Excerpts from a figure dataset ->
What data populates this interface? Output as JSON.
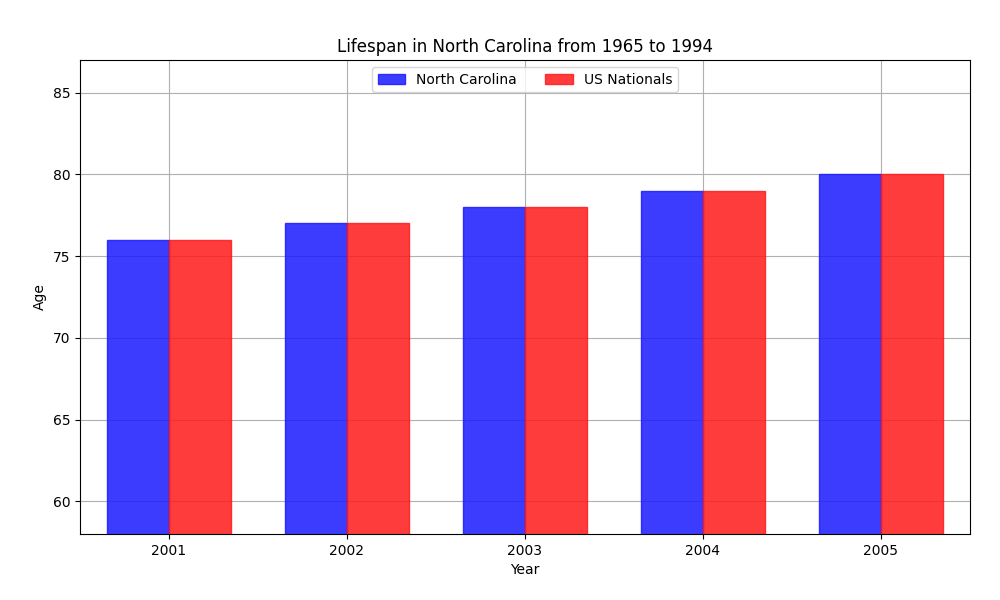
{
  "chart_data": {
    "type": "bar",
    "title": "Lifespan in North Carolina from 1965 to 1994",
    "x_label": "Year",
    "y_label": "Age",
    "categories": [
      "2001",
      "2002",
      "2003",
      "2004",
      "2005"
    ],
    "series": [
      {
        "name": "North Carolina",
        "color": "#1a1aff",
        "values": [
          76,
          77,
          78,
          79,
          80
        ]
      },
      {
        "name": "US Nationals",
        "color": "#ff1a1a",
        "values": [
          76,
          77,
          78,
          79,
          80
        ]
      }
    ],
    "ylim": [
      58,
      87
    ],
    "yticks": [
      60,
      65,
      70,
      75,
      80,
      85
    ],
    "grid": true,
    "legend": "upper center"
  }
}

Short exercise -> Without the pictures, return all the records precisely as they stand.

Final result ->
What data populates this interface? Output as JSON.
{
  "chart_data": {
    "type": "bar",
    "title": "Lifespan in North Carolina from 1965 to 1994",
    "x_label": "Year",
    "y_label": "Age",
    "categories": [
      "2001",
      "2002",
      "2003",
      "2004",
      "2005"
    ],
    "series": [
      {
        "name": "North Carolina",
        "color": "#1a1aff",
        "values": [
          76,
          77,
          78,
          79,
          80
        ]
      },
      {
        "name": "US Nationals",
        "color": "#ff1a1a",
        "values": [
          76,
          77,
          78,
          79,
          80
        ]
      }
    ],
    "ylim": [
      58,
      87
    ],
    "yticks": [
      60,
      65,
      70,
      75,
      80,
      85
    ],
    "grid": true,
    "legend": "upper center"
  }
}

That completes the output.